▶ **WHAT TO WORK ON**:
1. According to the passage on data warehouses, what is data that describes other data usually called?
2. Copy everything from the start of the records down to the line containing "line2-label: 2 Business", substituting "Mark" for "Check" and leaving all else unchanged.

Also, a data warehouse accepts information from a variety of sources into a single table. This is feasible only if the data is of a consistent type and format.

The integration rule set is used as a kind of map that specifies how information that has been extracted from the source systems has to be converted before it is allowed into the data warehouse.

Semantic Integration

As you know, semantics concerns the meaning of data. Data warehouses draw their data from many different operational systems. Typically, different operational systems are used by different people in an organization. This is logical since financial systems are most likely to be used by the accounts department, whereas stock control systems will be used by warehouse (real warehouse, not data warehouse) staff.

Think back to the discussion we had about what a sale is? This kind of ambiguity exists in all organizations and can be very confusing to a database analyst trying to understand the kinds of information being held in systems. The problem is compounded because, often, the users of the systems and the information are unaware of the problem. In everyday conversations, the fact that they are unknowingly discussing different things may not be obvious to them, and most of the time there are no serious repercussions .

In building a data warehouse, we do not have the luxury of being able to ignore these usually subtle differences in semantics because the information produced by the queries that exercise the data warehouse will be used to support decision making at the highest levels in the organization.

It is vital , therefore, that each item of data that is inserted into the warehouse has a precise meaning that is understood by everyone. To this end, a data warehouse must provide a catalog of information that precisely describes each attribute in the warehouse. The catalog is part of the warehouse and is, in fact, a repository of data that describes other data. This data about data is usually referred to as metadata. The subject of metadata is important and is described in more detail later on.

The Warehouse Database

Once the information has been extracted and integrated, it can be inserted into the data warehouse. The idea is that each day, the information for that day is added to the previous data, thereby extending the history by another day. For anyone looking at the database, it is rather like an archaeologist standing on the beach next to a cliff face. The strata that you can see reflect layers of time covering perhaps millions of years , with each layer having its own story to tell. The data in the data warehouse is built up over time in much the same way. Each layer is a reflection of the organization at a particular point in time.

So how do we actually design the data warehouse database?

The dimensional data model used to describe the data requirements was the star schema. Previously I said that the dimensional model was well supported by the relational model. We can create a relational schema that directly reflects the star schema.

The center of the star schema becomes a relational table, as does each of the dimensions of analysis. The center table is called the fact table because it contains all the facts (i.e., the sales) over which most of the queries will be executed. The dimensions become, simply, dimension tables.

The star schema could be interpreted as several tables (the dimensions) each having a one-to-many relationship with the fact table. We can take the original star schema and attach the crows feet to show this, as in Figure 2.8.

Figure 2.8. Star schema showing the relationships between facts and dimensions.

Entity Descriptions

Sales (CustomerCode, WineCode, OrderTimeCode, AreaCode, Quantity, ItemCost)

Customer ( CustomerCode, CustomerName, CustomerAddress )

Wine ( WineCode, Name, Vintage, ABV, PricePerBottle, PricePerCase)

▶ **DATA PROVIDED**:

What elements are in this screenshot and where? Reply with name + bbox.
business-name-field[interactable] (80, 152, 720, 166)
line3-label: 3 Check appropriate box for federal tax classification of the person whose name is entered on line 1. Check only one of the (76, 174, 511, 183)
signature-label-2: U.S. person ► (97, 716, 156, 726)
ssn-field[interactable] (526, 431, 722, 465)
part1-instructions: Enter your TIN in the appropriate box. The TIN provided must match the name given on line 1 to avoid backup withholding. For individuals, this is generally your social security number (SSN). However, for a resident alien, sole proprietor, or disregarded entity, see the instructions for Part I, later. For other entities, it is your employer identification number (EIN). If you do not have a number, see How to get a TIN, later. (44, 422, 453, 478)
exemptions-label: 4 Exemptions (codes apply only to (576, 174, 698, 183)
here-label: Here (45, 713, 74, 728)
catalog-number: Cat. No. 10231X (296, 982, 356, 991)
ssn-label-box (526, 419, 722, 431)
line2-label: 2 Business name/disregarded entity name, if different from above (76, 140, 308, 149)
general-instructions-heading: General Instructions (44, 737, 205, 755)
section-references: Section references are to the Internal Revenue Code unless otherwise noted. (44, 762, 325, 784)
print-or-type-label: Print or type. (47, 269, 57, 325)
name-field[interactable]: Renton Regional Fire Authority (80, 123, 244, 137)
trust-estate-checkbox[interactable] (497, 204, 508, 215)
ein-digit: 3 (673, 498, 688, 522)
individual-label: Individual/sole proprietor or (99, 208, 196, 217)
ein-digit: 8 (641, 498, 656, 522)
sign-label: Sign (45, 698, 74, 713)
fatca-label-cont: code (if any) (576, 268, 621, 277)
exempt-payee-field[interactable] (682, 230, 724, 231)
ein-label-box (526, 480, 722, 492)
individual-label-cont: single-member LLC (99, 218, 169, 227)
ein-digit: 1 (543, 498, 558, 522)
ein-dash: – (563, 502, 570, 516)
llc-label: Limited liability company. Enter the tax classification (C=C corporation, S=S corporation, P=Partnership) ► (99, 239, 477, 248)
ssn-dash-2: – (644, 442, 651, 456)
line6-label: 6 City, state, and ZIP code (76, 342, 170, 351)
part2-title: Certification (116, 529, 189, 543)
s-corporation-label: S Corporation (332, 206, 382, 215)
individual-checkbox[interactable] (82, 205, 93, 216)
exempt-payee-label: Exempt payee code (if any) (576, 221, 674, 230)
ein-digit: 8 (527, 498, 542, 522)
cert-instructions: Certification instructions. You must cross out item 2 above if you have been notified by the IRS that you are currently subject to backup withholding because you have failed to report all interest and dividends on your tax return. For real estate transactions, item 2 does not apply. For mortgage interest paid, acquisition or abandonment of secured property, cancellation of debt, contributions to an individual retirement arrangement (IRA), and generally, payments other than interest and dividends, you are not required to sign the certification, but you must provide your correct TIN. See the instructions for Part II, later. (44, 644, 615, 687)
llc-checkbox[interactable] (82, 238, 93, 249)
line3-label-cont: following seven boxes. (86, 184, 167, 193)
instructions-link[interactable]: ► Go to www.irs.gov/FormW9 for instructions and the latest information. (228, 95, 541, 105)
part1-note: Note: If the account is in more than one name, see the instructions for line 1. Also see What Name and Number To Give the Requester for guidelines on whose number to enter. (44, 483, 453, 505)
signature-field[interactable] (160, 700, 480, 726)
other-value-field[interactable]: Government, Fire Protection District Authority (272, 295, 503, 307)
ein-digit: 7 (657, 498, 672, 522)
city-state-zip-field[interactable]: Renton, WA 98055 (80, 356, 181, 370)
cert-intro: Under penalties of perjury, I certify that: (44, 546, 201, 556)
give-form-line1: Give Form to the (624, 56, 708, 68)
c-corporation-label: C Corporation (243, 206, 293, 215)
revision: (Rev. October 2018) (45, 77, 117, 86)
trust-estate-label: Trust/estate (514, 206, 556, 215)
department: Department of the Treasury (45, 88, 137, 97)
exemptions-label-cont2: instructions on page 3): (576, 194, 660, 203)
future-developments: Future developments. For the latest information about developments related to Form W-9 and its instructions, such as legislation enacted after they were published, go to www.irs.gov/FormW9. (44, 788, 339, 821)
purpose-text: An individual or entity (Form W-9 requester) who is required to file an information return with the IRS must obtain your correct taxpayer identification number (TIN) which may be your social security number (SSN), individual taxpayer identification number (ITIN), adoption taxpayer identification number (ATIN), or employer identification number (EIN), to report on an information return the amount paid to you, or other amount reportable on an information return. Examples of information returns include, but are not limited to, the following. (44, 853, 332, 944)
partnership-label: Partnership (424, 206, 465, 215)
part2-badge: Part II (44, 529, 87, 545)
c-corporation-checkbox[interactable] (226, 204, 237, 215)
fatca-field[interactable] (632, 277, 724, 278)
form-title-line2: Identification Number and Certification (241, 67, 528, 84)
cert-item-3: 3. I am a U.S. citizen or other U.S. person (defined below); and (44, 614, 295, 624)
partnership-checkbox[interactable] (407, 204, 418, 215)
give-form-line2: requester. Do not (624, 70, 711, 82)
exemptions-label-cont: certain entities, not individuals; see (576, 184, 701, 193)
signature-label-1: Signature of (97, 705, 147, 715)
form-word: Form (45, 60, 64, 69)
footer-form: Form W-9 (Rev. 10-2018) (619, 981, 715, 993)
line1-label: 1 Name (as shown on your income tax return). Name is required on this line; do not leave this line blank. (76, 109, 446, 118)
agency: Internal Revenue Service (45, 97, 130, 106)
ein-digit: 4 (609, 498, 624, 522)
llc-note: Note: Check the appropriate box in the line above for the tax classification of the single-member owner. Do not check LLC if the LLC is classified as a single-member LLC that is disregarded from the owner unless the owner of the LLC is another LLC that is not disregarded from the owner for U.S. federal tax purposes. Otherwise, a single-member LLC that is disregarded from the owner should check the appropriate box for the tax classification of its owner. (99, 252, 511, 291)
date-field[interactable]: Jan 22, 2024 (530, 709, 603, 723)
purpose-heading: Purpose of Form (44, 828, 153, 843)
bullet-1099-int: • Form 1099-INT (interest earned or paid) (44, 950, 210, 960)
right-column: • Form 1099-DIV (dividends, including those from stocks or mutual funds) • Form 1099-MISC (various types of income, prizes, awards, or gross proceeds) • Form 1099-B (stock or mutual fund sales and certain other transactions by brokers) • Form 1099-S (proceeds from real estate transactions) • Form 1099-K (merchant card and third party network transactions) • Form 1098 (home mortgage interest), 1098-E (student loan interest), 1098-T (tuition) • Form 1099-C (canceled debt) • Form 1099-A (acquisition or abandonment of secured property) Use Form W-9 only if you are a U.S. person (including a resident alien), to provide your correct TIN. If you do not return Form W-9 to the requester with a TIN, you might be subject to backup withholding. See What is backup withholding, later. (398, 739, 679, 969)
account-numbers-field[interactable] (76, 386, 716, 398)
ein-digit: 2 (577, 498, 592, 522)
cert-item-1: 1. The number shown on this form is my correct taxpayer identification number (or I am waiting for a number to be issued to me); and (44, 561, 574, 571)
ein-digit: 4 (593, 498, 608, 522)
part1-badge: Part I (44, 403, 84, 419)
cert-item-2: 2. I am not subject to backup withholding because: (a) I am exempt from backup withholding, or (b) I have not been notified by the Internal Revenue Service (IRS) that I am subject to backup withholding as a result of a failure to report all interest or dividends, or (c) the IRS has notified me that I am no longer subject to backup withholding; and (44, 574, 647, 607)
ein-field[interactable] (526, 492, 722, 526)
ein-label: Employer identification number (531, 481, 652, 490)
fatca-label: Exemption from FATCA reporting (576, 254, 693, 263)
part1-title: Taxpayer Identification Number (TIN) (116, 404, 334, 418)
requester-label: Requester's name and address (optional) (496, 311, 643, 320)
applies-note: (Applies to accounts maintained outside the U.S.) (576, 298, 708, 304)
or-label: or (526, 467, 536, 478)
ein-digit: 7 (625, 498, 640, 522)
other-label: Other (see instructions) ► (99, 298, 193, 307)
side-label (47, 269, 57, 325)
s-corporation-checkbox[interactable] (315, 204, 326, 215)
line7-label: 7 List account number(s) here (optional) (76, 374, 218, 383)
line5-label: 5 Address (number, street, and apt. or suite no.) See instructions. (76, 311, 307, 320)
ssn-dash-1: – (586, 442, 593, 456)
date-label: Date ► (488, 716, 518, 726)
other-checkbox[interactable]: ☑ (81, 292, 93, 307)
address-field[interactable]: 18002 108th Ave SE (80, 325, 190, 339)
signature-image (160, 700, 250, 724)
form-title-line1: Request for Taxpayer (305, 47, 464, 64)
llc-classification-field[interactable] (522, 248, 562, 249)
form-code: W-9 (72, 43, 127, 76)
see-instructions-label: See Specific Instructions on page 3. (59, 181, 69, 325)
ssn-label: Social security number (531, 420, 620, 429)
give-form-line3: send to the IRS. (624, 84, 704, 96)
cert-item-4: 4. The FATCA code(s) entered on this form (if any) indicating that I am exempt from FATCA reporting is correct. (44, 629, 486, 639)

▶ **FULL ANSWERS**:
1. Metadata

2.
What elements are in this screenshot and where? Reply with name + bbox.
business-name-field[interactable] (80, 152, 720, 166)
line3-label: 3 Mark appropriate box for federal tax classification of the person whose name is entered on line 1. Mark only one of the (76, 174, 511, 183)
signature-label-2: U.S. person ► (97, 716, 156, 726)
ssn-field[interactable] (526, 431, 722, 465)
part1-instructions: Enter your TIN in the appropriate box. The TIN provided must match the name given on line 1 to avoid backup withholding. For individuals, this is generally your social security number (SSN). However, for a resident alien, sole proprietor, or disregarded entity, see the instructions for Part I, later. For other entities, it is your employer identification number (EIN). If you do not have a number, see How to get a TIN, later. (44, 422, 453, 478)
exemptions-label: 4 Exemptions (codes apply only to (576, 174, 698, 183)
here-label: Here (45, 713, 74, 728)
catalog-number: Cat. No. 10231X (296, 982, 356, 991)
ssn-label-box (526, 419, 722, 431)
line2-label: 2 Business name/disregarded entity name, if different from above (76, 140, 308, 149)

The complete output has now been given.